* begin Records *
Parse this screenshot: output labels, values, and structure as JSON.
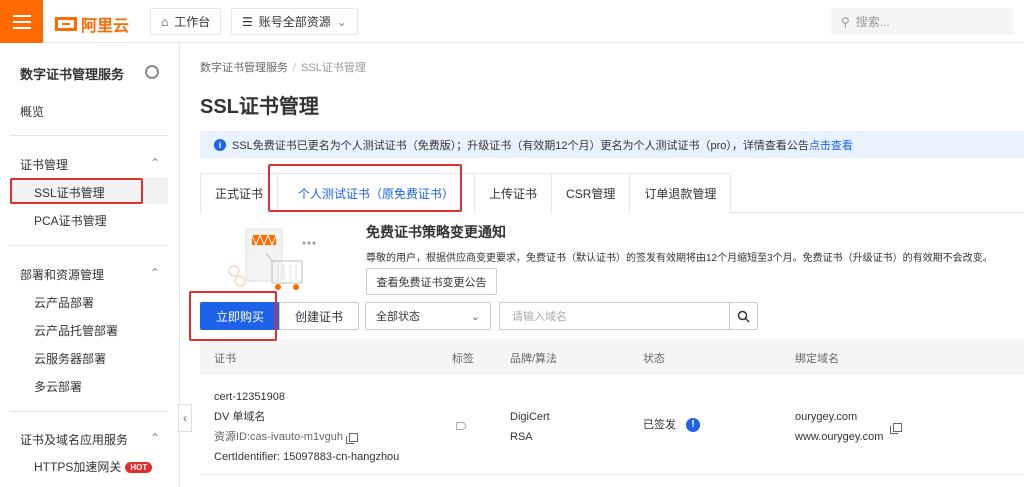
{
  "topbar": {
    "logo_text": "阿里云",
    "workbench_label": "工作台",
    "resources_label": "账号全部资源",
    "search_placeholder": "搜索..."
  },
  "sidebar": {
    "title": "数字证书管理服务",
    "overview": "概览",
    "groups": [
      {
        "label": "证书管理",
        "items": [
          "SSL证书管理",
          "PCA证书管理"
        ]
      },
      {
        "label": "部署和资源管理",
        "items": [
          "云产品部署",
          "云产品托管部署",
          "云服务器部署",
          "多云部署"
        ]
      },
      {
        "label": "证书及域名应用服务",
        "items": [
          "HTTPS加速网关"
        ]
      }
    ],
    "hot_badge": "HOT"
  },
  "breadcrumb": {
    "root": "数字证书管理服务",
    "current": "SSL证书管理"
  },
  "page_title": "SSL证书管理",
  "notice": {
    "text": "SSL免费证书已更名为个人测试证书（免费版）；升级证书（有效期12个月）更名为个人测试证书（pro），详情查看公告",
    "link": "点击查看"
  },
  "tabs": [
    "正式证书",
    "个人测试证书（原免费证书）",
    "上传证书",
    "CSR管理",
    "订单退款管理"
  ],
  "promo": {
    "title": "免费证书策略变更通知",
    "text": "尊敬的用户，根据供应商变更要求，免费证书（默认证书）的签发有效期将由12个月缩短至3个月。免费证书（升级证书）的有效期不会改变。",
    "button": "查看免费证书变更公告"
  },
  "toolbar": {
    "buy_label": "立即购买",
    "create_label": "创建证书",
    "status_select": "全部状态",
    "domain_placeholder": "请输入域名"
  },
  "table": {
    "headers": [
      "证书",
      "标签",
      "品牌/算法",
      "状态",
      "绑定域名"
    ],
    "rows": [
      {
        "cert_name": "cert-12351908",
        "cert_type": "DV 单域名",
        "resource_id": "资源ID:cas-ivauto-m1vguh",
        "identifier": "CertIdentifier: 15097883-cn-hangzhou",
        "brand": "DigiCert",
        "algorithm": "RSA",
        "status": "已签发",
        "domain1": "ourygey.com",
        "domain2": "www.ourygey.com"
      }
    ]
  },
  "colors": {
    "brand": "#ff6a00",
    "accent": "#1e62ec",
    "highlight": "#e02e2e"
  }
}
* end Records *
**Exercise directions:**
Copy the material exactly. Do not include the pictures.

**Written response:**
Parse this screenshot: output labels, values, and structure as JSON.
{
  "topbar": {
    "logo_text": "阿里云",
    "workbench_label": "工作台",
    "resources_label": "账号全部资源",
    "search_placeholder": "搜索..."
  },
  "sidebar": {
    "title": "数字证书管理服务",
    "overview": "概览",
    "groups": [
      {
        "label": "证书管理",
        "items": [
          "SSL证书管理",
          "PCA证书管理"
        ]
      },
      {
        "label": "部署和资源管理",
        "items": [
          "云产品部署",
          "云产品托管部署",
          "云服务器部署",
          "多云部署"
        ]
      },
      {
        "label": "证书及域名应用服务",
        "items": [
          "HTTPS加速网关"
        ]
      }
    ],
    "hot_badge": "HOT"
  },
  "breadcrumb": {
    "root": "数字证书管理服务",
    "current": "SSL证书管理"
  },
  "page_title": "SSL证书管理",
  "notice": {
    "text": "SSL免费证书已更名为个人测试证书（免费版）；升级证书（有效期12个月）更名为个人测试证书（pro），详情查看公告",
    "link": "点击查看"
  },
  "tabs": [
    "正式证书",
    "个人测试证书（原免费证书）",
    "上传证书",
    "CSR管理",
    "订单退款管理"
  ],
  "promo": {
    "title": "免费证书策略变更通知",
    "text": "尊敬的用户，根据供应商变更要求，免费证书（默认证书）的签发有效期将由12个月缩短至3个月。免费证书（升级证书）的有效期不会改变。",
    "button": "查看免费证书变更公告"
  },
  "toolbar": {
    "buy_label": "立即购买",
    "create_label": "创建证书",
    "status_select": "全部状态",
    "domain_placeholder": "请输入域名"
  },
  "table": {
    "headers": [
      "证书",
      "标签",
      "品牌/算法",
      "状态",
      "绑定域名"
    ],
    "rows": [
      {
        "cert_name": "cert-12351908",
        "cert_type": "DV 单域名",
        "resource_id": "资源ID:cas-ivauto-m1vguh",
        "identifier": "CertIdentifier: 15097883-cn-hangzhou",
        "brand": "DigiCert",
        "algorithm": "RSA",
        "status": "已签发",
        "domain1": "ourygey.com",
        "domain2": "www.ourygey.com"
      }
    ]
  },
  "colors": {
    "brand": "#ff6a00",
    "accent": "#1e62ec",
    "highlight": "#e02e2e"
  }
}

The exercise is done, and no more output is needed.